(A run of records)

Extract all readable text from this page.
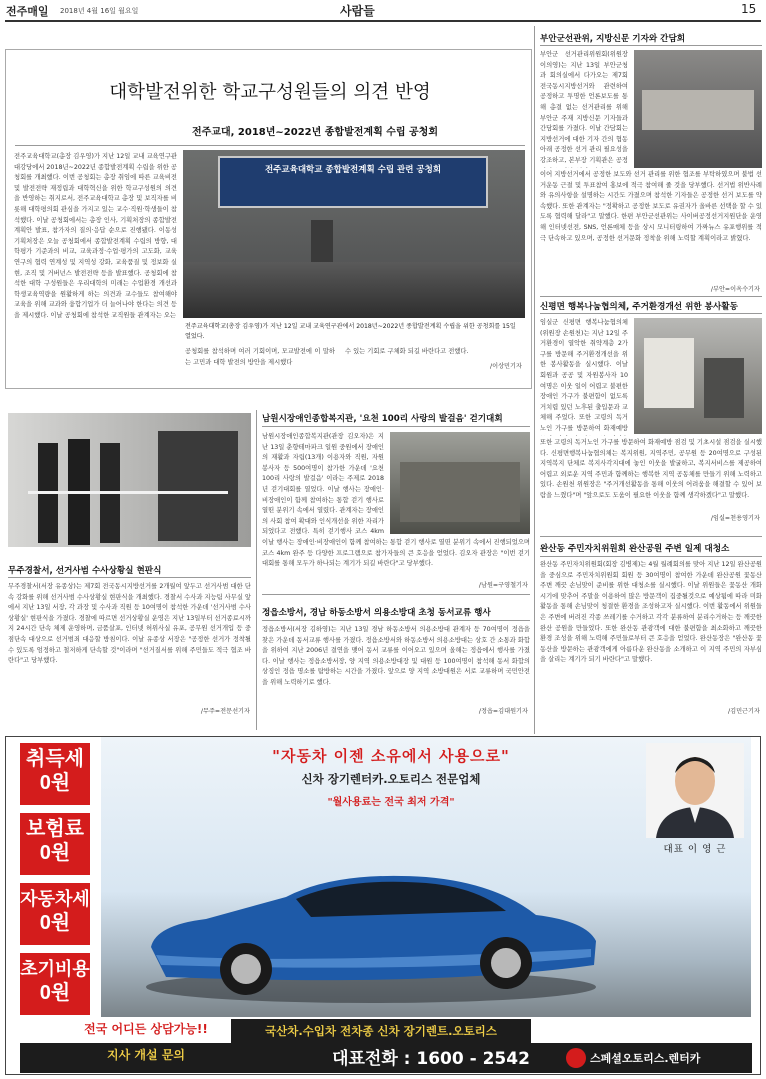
전주매일 2018년 4월 16일 월요일	사람들	15
대학발전위한 학교구성원들의 의견 반영
전주교대, 2018년~2022년 종합발전계획 수립 공청회
전주교육대학교(총장 김우영)가 지난 12일 교내 교육연구관 대강당에서 2018년~2022년 종합발전계획 수립을 위한 공청회를 개최했다. 이번 공청회는 총장 취임에 따른 교육비전 및 발전전략 재정립과 대학혁신을 위한 학교구성원의 의견을 반영하는 취지로서, 전주교육대학교 총장 및 보직자를 비롯해 대학평의회 관심을 가지고 있는 교수·직원·학생들이 참석했다. 이날 공청회에서는 총장 인사, 기획처장의 종합발전계획안 발표, 참가자의 질의·응답 순으로 진행됐다. 이동성 기획처장은 오늘 공청회에서 종합발전계획 수립의 방향, 대학평가 기준과의 비교, 교육과정·수업·평가의 고도화, 교육연구의 협력 연계성 및 지역성 강화, 교육품질 및 정보화 실현, 조직 및 거버넌스 발전전략 등을 발표했다. 공청회에 참석한 대학 구성원들은 우리대학의 미래는 수업환경 개선과 학생교육역량을 원활하게 하는 의견과 교수들도 참여해야 교육을 위해 교과와 융합기업가 더 늘어나야 한다는 의견 등을 제시했다. 이날 공청회에 참석한 교직원들 관계자는 오는
전주교육대학교 종합발전계획 수립 관련 공청회
전주교육대학교(총장 김우영)가 지난 12일 교내 교육연구관에서 2018년~2022년 종합발전계획 수립을 위한 공청회를 15일 열었다.
공청회를 참석하며 여러 기회이며, 모교발전에 이 말하는 고민과 대학 발전의 방안을 제시했다
수 있는 기회로 구체화 되길 바란다고 전했다.
/이상민기자
부안군선관위, 지방신문 기자와 간담회
부안군 선거관리위원회(위원장 이의영)는 지난 13일 부안군청과 회의실에서 다가오는 제7회 전국동시지방선거와 관련하여 공정하고 투명한 언론보도를 통해 총결 없는 선거관리를 위해 부안군 주재 지방신문 기자들과 간담회를 가졌다. 이날 간담회는 지방선거에 대한 기자 간의 협동 아래 공정한 선거 관리 필요성을 강조하고, 본부장 기획관은 공정
이어 지방선거에서 공정한 보도와 선거 관리를 위한 협조를 부탁하였으며 불법 선거운동 근절 및 투표참여 홍보에 적극 참여해 줄 것을 당부했다. 선거법 위반사례와 유의사항을 설명하는 시간도 가졌으며 참석한 기자들은 공정한 선거 보도를 약속했다. 또한 관계자는 "정확하고 공정한 보도로 유권자가 올바른 선택을 할 수 있도록 협력해 달라"고 말했다. 한편 부안군선관위는 사이버공정선거지원단을 운영해 인터넷선전, SNS, 언론매체 등을 상시 모니터링하여 가짜뉴스 유포행위를 적극 단속하고 있으며, 공정한 선거문화 정착을 위해 노력할 계획이라고 밝혔다.
/부안=이옥수기자
신평면 행복나눔협의체, 주거환경개선 위한 봉사활동
임실군 신평면 행복나눔협의체(위원장 손원천)는 지난 12일 주거환경이 열악한 취약계층 2가구를 방문해 주거환경개선을 위한 봉사활동을 실시했다. 이날 회원과 공공 및 자원봉사자 10여명은 이웃 일이 어렵고 불편한 장애인 가구가 불편함이 없도록 거치렵 있던 노후된 출입문과 교체해 주었다. 또한 고령의 독거노인 가구를 방문하여 화재예방
또한 고령의 독거노인 가구를 방문하여 화재예방 점검 및 기초시설 점검을 실시했다. 신평면행복나눔협의체는 복지위원, 지역주민, 공무원 등 20여명으로 구성된 지역복지 단체로 복지사각지대에 놓인 이웃을 발굴하고, 복지서비스를 제공하여 어렵고 외로운 지역 주민과 함께하는 행복한 지역 공동체를 만들기 위해 노력하고 있다. 손원천 위원장은 "주거개선활동을 통해 이웃의 어려움을 해결할 수 있어 보람을 느꼈다"며 "앞으로도 도움이 필요한 이웃을 함께 생각하겠다"고 말했다.
/임실=천용영기자
완산동 주민자치위원회 완산공원 주변 일제 대청소
완산동 주민자치위원회(회장 김병제)는 4월 월례회의를 맞아 지난 12일 완산공원을 중심으로 주민자치위원회 회원 등 30여명이 참여한 가운데 완산공원 꽃동산 주변 깨끗 손님맞이 준비를 위한 대청소를 실시했다. 이날 위원들은 꽃동산 개화시기에 맞추어 주말을 이용하여 많은 방문객이 집중될것으로 예상됨에 따라 미화 활동을 통해 손님맞이 청결한 환경을 조성하고자 실시했다. 이번 활동에서 위원들은 주변에 버려진 각종 쓰레기를 수거하고 각각 분류하여 분리수거하는 등 깨끗한 완산 공원을 만들었다. 또한 완산동 관광객에 대한 불편함을 최소화하고 깨끗한 환경 조성을 위해 노력해 주민들로부터 큰 호응을 얻었다. 완산동장은 "완산동 꽃동산을 방문하는 관광객에게 아름다운 완산동을 소개하고 이 지역 주민의 자부심을 살리는 계기가 되기 바란다"고 말했다.
/김민근기자
무주경찰서, 선거사범 수사상황실 현판식
무주경찰서(서장 유종상)는 제7회 전국동시지방선거를 2개월여 앞두고 선거사범 대한 단속 강화를 위해 선거사범 수사상황실 현판식을 개최했다. 경찰서 수사과 지능팀 사무실 앞에서 지난 13일 서장, 각 과장 및 수사과 직원 등 10여명이 참석한 가운데 '선거사범 수사상황실' 현판식을 가졌다. 경찰에 따르면 선거상황실 운영은 지난 13일부터 선거종료시까지 24시간 단속 체제 운영하며, 금품살포, 인터넷 허위사실 유포, 공무원 선거개입 등 중점단속 대상으로 선거범죄 대응할 방침이다. 이날 유종상 서장은 "공정한 선거가 정착될 수 있도록 엄정하고 철저하게 단속할 것"이라며 "선거질서를 위해 주민들도 적극 협조 바란다"고 당부했다.
/무주=전문선기자
남원시장애인종합복지관, '요천 100리 사랑의 발걸음' 걷기대회
남원시장애인종합복지관(관장 김오자)은 지난 13일 춘향테마파크 일원 중원에서 장애인의 재활과 자립(13개) 이용자와 직원, 자원봉사자 등 500여명이 참가한 가운데 '요천 100리 사랑의 발걸음' 이라는 주제로 2018년 걷기대회를 열었다. 이날 행사는 장애인·비장애인이 함께 참여하는 통합 걷기 행사로 열띤 분위기 속에서 열렸다. 관계자는 장애인의 사회 참여 확대와 인식개선을 위한 자리가 되었다고 전했다. 특히 걷기행사 코스 4km
이날 행사는 장애인·비장애인이 함께 참여하는 통합 걷기 행사로 열띤 분위기 속에서 진행되었으며 코스 4km 완주 등 다양한 프로그램으로 참가자들의 큰 호응을 얻었다. 김오자 관장은 "이번 걷기 대회를 통해 모두가 하나되는 계기가 되길 바란다"고 당부했다.
/남원=구영철기자
정읍소방서, 경남 하동소방서 의용소방대 초청 동서교류 행사
정읍소방서(서장 김하영)는 지난 13일 경남 하동소방서 의용소방대 관계자 등 70여명이 정읍을 찾은 가운데 동서교류 행사를 가졌다. 정읍소방서와 하동소방서 의용소방대는 상호 간 소통과 화합을 위하여 지난 2006년 결연을 맺어 동서 교류를 이어오고 있으며 올해는 정읍에서 행사를 가졌다. 이날 행사는 정읍소방서장, 양 지역 의용소방대장 및 대원 등 100여명이 참석해 동서 화합의 상징인 정읍 명소를 탐방하는 시간을 가졌다. 앞으로 양 지역 소방대원은 서로 교류하며 국민안전을 위해 노력하기로 했다.
/정읍=김대원기자
취득세
0원
보험료
0원
자동차세
0원
초기비용
0원
"자동차 이젠 소유에서 사용으로"
신차 장기렌터카.오토리스 전문업체
"월사용료는 전국 최저 가격"
대표 이 영 근
국산차.수입차 전차종 신차 장기렌트.오토리스
전국 어디든 상담가능!!
지사 개설 문의	대표전화 : 1600 - 2542	스페셜오토리스.렌터카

Direction
Write out every line of the listing that holds the word "지방신문".

Solution to the problem
부안군선관위, 지방신문 기자와 간담회
부안군 선거관리위원회(위원장 이의영)는 지난 13일 부안군청과 회의실에서 다가오는 제7회 전국동시지방선거와 관련하여 공정하고 투명한 언론보도를 통해 총결 없는 선거관리를 위해 부안군 주재 지방신문 기자들과 간담회를 가졌다. 이날 간담회는 지방선거에 대한 기자 간의 협동 아래 공정한 선거 관리 필요성을 강조하고, 본부장 기획관은 공정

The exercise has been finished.